From the entries below, please gather each line containing the string "name".

DATA LINES ▸
#####

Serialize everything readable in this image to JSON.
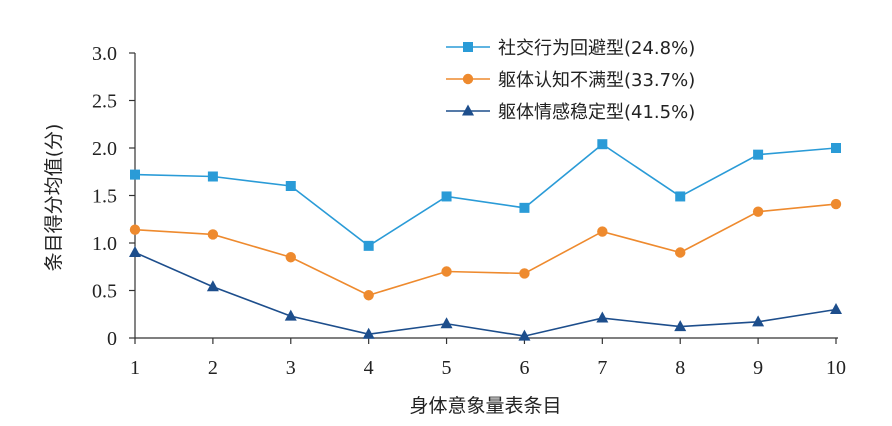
{
  "chart_data": {
    "type": "line",
    "xlabel": "身体意象量表条目",
    "ylabel": "条目得分均值(分)",
    "x": [
      1,
      2,
      3,
      4,
      5,
      6,
      7,
      8,
      9,
      10
    ],
    "xtick_labels": [
      "1",
      "2",
      "3",
      "4",
      "5",
      "6",
      "7",
      "8",
      "9",
      "10"
    ],
    "ylim": [
      0,
      3.0
    ],
    "ytick_labels": [
      "0",
      "0.5",
      "1.0",
      "1.5",
      "2.0",
      "2.5",
      "3.0"
    ],
    "ytick_values": [
      0,
      0.5,
      1.0,
      1.5,
      2.0,
      2.5,
      3.0
    ],
    "grid": false,
    "legend_position": "top-right",
    "series": [
      {
        "name": "社交行为回避型(24.8%)",
        "marker": "square",
        "color": "#2a9bd7",
        "values": [
          1.72,
          1.7,
          1.6,
          0.97,
          1.49,
          1.37,
          2.04,
          1.49,
          1.93,
          2.0
        ]
      },
      {
        "name": "躯体认知不满型(33.7%)",
        "marker": "circle",
        "color": "#ee8a2e",
        "values": [
          1.14,
          1.09,
          0.85,
          0.45,
          0.7,
          0.68,
          1.12,
          0.9,
          1.33,
          1.41
        ]
      },
      {
        "name": "躯体情感稳定型(41.5%)",
        "marker": "triangle",
        "color": "#1d4e8c",
        "values": [
          0.9,
          0.54,
          0.23,
          0.04,
          0.15,
          0.02,
          0.21,
          0.12,
          0.17,
          0.3
        ]
      }
    ]
  }
}
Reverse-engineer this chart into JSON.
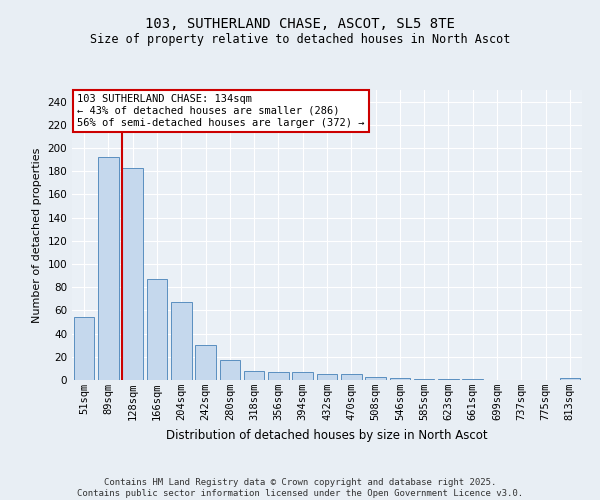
{
  "title_line1": "103, SUTHERLAND CHASE, ASCOT, SL5 8TE",
  "title_line2": "Size of property relative to detached houses in North Ascot",
  "xlabel": "Distribution of detached houses by size in North Ascot",
  "ylabel": "Number of detached properties",
  "categories": [
    "51sqm",
    "89sqm",
    "128sqm",
    "166sqm",
    "204sqm",
    "242sqm",
    "280sqm",
    "318sqm",
    "356sqm",
    "394sqm",
    "432sqm",
    "470sqm",
    "508sqm",
    "546sqm",
    "585sqm",
    "623sqm",
    "661sqm",
    "699sqm",
    "737sqm",
    "775sqm",
    "813sqm"
  ],
  "values": [
    54,
    192,
    183,
    87,
    67,
    30,
    17,
    8,
    7,
    7,
    5,
    5,
    3,
    2,
    1,
    1,
    1,
    0,
    0,
    0,
    2
  ],
  "bar_color": "#c5d8ed",
  "bar_edge_color": "#5a8fc0",
  "property_bin_index": 2,
  "red_line_color": "#cc0000",
  "annotation_text": "103 SUTHERLAND CHASE: 134sqm\n← 43% of detached houses are smaller (286)\n56% of semi-detached houses are larger (372) →",
  "annotation_box_color": "#ffffff",
  "annotation_box_edge": "#cc0000",
  "footer_line1": "Contains HM Land Registry data © Crown copyright and database right 2025.",
  "footer_line2": "Contains public sector information licensed under the Open Government Licence v3.0.",
  "bg_color": "#e8eef4",
  "plot_bg_color": "#eaf0f6",
  "grid_color": "#ffffff",
  "ylim": [
    0,
    250
  ],
  "yticks": [
    0,
    20,
    40,
    60,
    80,
    100,
    120,
    140,
    160,
    180,
    200,
    220,
    240
  ],
  "title_fontsize": 10,
  "subtitle_fontsize": 8.5,
  "xlabel_fontsize": 8.5,
  "ylabel_fontsize": 8,
  "tick_fontsize": 7.5,
  "annotation_fontsize": 7.5,
  "footer_fontsize": 6.5
}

#####

TASK RESULT ▸
        "name": "社交行为回避型(24.8%)",
        "name": "躯体认知不满型(33.7%)",
        "name": "躯体情感稳定型(41.5%)",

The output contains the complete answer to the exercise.